Answer the following from the profile of Sir Errol below.
(a) With no blood available, what did Sir Errol's team do with the blood of the man with the ruptured spleen?
(b) In which country did Sir Errol meet his wife?
(c) Of which organization did he become the first chairman?

Excerpted passage:

--- START ---

He remembers the effort put into winning the co-operation of men in these women’s lives, who put up “a lot of resistance” to contraception for the women.
That first year at the QEH tested Sir Errol’s knowledge and ability. Reflecting on high points of his career, he recalls one particular case during that time.
“I was treating a man who hadruptured his spleen and was bleeding profusely. We had no blood and we had to keep sucking his blood out and recycling his blood . . . . Nowadays, they do it with all kinds of fancy machines. In those days, we sucked it out, put it through a metal sieve and put it back.”
Experiences like this informed his observation: “I think I established a pretty good reputation as a surgeon and you sometimes have to do very difficult surgery. I suppose sometimes when you have done a particularly difficult surgical procedure, you really feel some satisfaction both for the patient and for yourself.”
The QEH once lost this promising surgeon to the University of the West Indies hospital in Jamaica which subsequently invited him to be the professor for a new branch of the Faculty of Medicine, set up in Barbados.
In Jamaica, Sir Errol met his wife who accompanied him when he returned to Barbados to work. Many years later, she reminds him of his excitement at heading straight from the Deep Water Harbour to Westbury Road to see the chattel house where he had grown up and to meet boyhood friends whom he had left there.
The retired professor emeritus, who remains a consultant at the QEH, also spoke on another pleasing element.
“One of the things that gives you a lot of satisfaction is to see the people that you have taught from the time they enter medical school coming on and developing outstanding careers.
“They always tell me that I had a reputation for being hard but I make no apologies for it because I always said to them: ‘Look, I am training you to be a doctor who will possibly have to look after me or my family, so you have to be the best.’ I am quite happy to say that for most of the people I trained, I am quite happy to go to them for my medical services – and I do so.”
The first Barbadian to be diagnosed with AIDS in 1984 came in on his watch. He recalls the “huge amount of homophobia” at the time.
“I went to the medical association and I said: ‘Look, this disease is here. It is going to have important implications and we as an association really ought to do something about it’.”
Sir Errol impressed on medical colleagues, “who were in full-blown panic” about AIDS, the urgency to educate themselves and the public who were “equally in the panic mode”.
He became the first chairman of the National Advisory Committee on AIDS, the organization that set up the broad national response to the disease, and was fearlessly outspoken as he courageously led the charge to educate Barbadians and create an awareness of the serious nature of the disease. Because of his efforts he was asked to represent the region on the global programme on AIDS.
Yet he is disappointed that the level of stigma and discrimination against people in Barbados infected with HIV is still high.

--- END ---

Input data:
--- START ---

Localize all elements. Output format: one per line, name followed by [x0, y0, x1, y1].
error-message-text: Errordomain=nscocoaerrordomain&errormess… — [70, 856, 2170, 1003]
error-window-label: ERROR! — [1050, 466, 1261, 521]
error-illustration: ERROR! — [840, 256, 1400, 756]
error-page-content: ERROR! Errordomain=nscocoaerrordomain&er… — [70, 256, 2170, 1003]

--- END ---

Expected answer:
(a) They sucked it out, put it through a metal sieve, and put it back.
(b) Jamaica.
(c) The National Advisory Committee on AIDS.